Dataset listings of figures
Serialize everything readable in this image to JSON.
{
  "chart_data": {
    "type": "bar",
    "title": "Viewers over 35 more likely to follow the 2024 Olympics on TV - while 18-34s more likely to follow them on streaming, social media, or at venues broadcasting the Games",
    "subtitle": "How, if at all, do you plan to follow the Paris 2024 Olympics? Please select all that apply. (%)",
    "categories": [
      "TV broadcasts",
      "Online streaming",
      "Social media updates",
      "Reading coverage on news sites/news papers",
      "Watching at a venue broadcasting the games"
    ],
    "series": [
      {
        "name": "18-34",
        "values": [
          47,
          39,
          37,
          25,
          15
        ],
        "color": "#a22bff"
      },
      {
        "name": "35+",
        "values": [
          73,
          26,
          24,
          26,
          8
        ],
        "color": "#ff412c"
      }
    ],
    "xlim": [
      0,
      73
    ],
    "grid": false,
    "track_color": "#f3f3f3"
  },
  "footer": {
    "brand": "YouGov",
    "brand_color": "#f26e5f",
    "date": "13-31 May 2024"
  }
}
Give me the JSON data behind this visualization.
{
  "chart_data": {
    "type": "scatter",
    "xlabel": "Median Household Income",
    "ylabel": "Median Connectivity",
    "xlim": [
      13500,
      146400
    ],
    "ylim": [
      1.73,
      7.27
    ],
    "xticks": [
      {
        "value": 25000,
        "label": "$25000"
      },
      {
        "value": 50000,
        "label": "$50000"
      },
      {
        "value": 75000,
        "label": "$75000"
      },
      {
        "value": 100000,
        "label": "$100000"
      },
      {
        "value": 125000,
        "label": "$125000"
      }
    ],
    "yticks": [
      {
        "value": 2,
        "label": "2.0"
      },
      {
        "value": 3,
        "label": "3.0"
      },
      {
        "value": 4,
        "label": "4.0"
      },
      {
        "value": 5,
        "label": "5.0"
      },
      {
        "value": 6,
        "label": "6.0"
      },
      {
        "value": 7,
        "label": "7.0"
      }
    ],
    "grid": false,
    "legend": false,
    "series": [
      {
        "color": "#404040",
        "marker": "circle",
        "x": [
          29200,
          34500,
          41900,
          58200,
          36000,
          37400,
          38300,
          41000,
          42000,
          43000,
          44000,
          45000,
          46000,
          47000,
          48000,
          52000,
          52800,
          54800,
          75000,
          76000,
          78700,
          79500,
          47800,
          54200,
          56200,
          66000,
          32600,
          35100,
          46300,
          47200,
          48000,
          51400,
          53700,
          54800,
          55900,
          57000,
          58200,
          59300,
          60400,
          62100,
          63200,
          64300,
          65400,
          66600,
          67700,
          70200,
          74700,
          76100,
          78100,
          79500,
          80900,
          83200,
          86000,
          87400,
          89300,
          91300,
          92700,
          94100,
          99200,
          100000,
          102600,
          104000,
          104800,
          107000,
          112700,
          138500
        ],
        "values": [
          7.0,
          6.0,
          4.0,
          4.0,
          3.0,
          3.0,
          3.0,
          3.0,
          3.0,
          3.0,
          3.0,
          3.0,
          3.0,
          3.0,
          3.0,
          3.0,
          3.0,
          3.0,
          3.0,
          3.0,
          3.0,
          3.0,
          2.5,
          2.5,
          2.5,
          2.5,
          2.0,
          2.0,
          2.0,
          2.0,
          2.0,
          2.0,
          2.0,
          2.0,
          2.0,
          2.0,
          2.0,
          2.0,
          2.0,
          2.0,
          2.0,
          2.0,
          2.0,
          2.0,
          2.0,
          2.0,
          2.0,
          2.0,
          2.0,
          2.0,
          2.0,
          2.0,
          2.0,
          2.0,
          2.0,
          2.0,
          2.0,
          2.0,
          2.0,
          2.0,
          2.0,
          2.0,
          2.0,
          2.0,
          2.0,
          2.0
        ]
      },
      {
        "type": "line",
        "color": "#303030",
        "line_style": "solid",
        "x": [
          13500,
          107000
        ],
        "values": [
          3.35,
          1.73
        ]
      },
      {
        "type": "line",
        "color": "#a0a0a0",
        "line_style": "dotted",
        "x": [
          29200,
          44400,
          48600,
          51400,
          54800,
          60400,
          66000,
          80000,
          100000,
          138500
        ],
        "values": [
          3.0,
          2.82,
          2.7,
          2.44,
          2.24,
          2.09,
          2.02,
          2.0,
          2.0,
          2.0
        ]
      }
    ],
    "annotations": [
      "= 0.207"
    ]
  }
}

**WHAT NEEDS TO BE DONE:** Only lines with "streaming" are wanted here; list each of them.

**OUTPUT FOR THIS EXERCISE:**
    "title": "Viewers over 35 more likely to follow the 2024 Olympics on TV - while 18-34s more likely to follow them on streaming, social media, or at venues broadcasting the Games",
      "Online streaming",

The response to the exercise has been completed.